## start ENTRIES

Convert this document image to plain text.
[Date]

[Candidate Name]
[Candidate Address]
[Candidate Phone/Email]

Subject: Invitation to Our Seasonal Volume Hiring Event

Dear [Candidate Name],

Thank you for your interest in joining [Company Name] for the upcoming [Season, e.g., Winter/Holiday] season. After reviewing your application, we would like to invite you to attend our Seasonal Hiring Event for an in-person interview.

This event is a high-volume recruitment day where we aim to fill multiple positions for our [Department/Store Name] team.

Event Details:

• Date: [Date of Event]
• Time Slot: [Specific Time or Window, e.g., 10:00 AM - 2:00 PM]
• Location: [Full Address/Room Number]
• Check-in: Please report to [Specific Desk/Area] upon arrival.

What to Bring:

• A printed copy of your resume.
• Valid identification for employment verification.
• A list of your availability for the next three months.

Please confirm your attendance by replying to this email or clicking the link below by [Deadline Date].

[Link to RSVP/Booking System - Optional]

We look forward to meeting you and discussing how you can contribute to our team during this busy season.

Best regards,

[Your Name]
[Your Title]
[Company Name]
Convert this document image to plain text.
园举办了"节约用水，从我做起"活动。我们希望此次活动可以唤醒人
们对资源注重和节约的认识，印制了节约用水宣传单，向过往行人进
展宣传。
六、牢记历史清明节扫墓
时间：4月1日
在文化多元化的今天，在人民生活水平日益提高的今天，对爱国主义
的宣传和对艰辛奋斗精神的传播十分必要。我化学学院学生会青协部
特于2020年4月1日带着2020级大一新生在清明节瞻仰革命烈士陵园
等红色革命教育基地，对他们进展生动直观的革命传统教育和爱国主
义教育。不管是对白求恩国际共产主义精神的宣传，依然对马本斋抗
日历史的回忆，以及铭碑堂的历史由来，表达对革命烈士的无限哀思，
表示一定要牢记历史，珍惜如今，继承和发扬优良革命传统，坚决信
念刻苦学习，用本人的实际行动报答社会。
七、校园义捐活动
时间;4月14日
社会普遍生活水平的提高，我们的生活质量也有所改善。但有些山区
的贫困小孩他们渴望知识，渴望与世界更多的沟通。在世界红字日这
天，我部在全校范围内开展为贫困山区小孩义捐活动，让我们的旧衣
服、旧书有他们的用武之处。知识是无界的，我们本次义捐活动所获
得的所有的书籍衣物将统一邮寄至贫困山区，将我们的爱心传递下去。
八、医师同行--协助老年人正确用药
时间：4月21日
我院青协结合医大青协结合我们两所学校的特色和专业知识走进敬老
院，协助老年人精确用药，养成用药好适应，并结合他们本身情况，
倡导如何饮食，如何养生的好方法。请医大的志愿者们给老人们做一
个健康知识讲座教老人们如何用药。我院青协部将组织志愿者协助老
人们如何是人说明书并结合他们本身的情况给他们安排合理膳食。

## end ENTRIES

- TASK DESCRIPTION -
Reproduce the listing above word for word.

- WRITTEN SOLUTION -
Convert this document image to plain text.
[Date]

[Candidate Name]
[Candidate Address]
[Candidate Phone/Email]

Subject: Invitation to Our Seasonal Volume Hiring Event

Dear [Candidate Name],

Thank you for your interest in joining [Company Name] for the upcoming [Season, e.g., Winter/Holiday] season. After reviewing your application, we would like to invite you to attend our Seasonal Hiring Event for an in-person interview.

This event is a high-volume recruitment day where we aim to fill multiple positions for our [Department/Store Name] team.

Event Details:

• Date: [Date of Event]
• Time Slot: [Specific Time or Window, e.g., 10:00 AM - 2:00 PM]
• Location: [Full Address/Room Number]
• Check-in: Please report to [Specific Desk/Area] upon arrival.

What to Bring:

• A printed copy of your resume.
• Valid identification for employment verification.
• A list of your availability for the next three months.

Please confirm your attendance by replying to this email or clicking the link below by [Deadline Date].

[Link to RSVP/Booking System - Optional]

We look forward to meeting you and discussing how you can contribute to our team during this busy season.

Best regards,

[Your Name]
[Your Title]
[Company Name]
Convert this document image to plain text.
园举办了"节约用水，从我做起"活动。我们希望此次活动可以唤醒人
们对资源注重和节约的认识，印制了节约用水宣传单，向过往行人进
展宣传。
六、牢记历史清明节扫墓
时间：4月1日
在文化多元化的今天，在人民生活水平日益提高的今天，对爱国主义
的宣传和对艰辛奋斗精神的传播十分必要。我化学学院学生会青协部
特于2020年4月1日带着2020级大一新生在清明节瞻仰革命烈士陵园
等红色革命教育基地，对他们进展生动直观的革命传统教育和爱国主
义教育。不管是对白求恩国际共产主义精神的宣传，依然对马本斋抗
日历史的回忆，以及铭碑堂的历史由来，表达对革命烈士的无限哀思，
表示一定要牢记历史，珍惜如今，继承和发扬优良革命传统，坚决信
念刻苦学习，用本人的实际行动报答社会。
七、校园义捐活动
时间;4月14日
社会普遍生活水平的提高，我们的生活质量也有所改善。但有些山区
的贫困小孩他们渴望知识，渴望与世界更多的沟通。在世界红字日这
天，我部在全校范围内开展为贫困山区小孩义捐活动，让我们的旧衣
服、旧书有他们的用武之处。知识是无界的，我们本次义捐活动所获
得的所有的书籍衣物将统一邮寄至贫困山区，将我们的爱心传递下去。
八、医师同行--协助老年人正确用药
时间：4月21日
我院青协结合医大青协结合我们两所学校的特色和专业知识走进敬老
院，协助老年人精确用药，养成用药好适应，并结合他们本身情况，
倡导如何饮食，如何养生的好方法。请医大的志愿者们给老人们做一
个健康知识讲座教老人们如何用药。我院青协部将组织志愿者协助老
人们如何是人说明书并结合他们本身的情况给他们安排合理膳食。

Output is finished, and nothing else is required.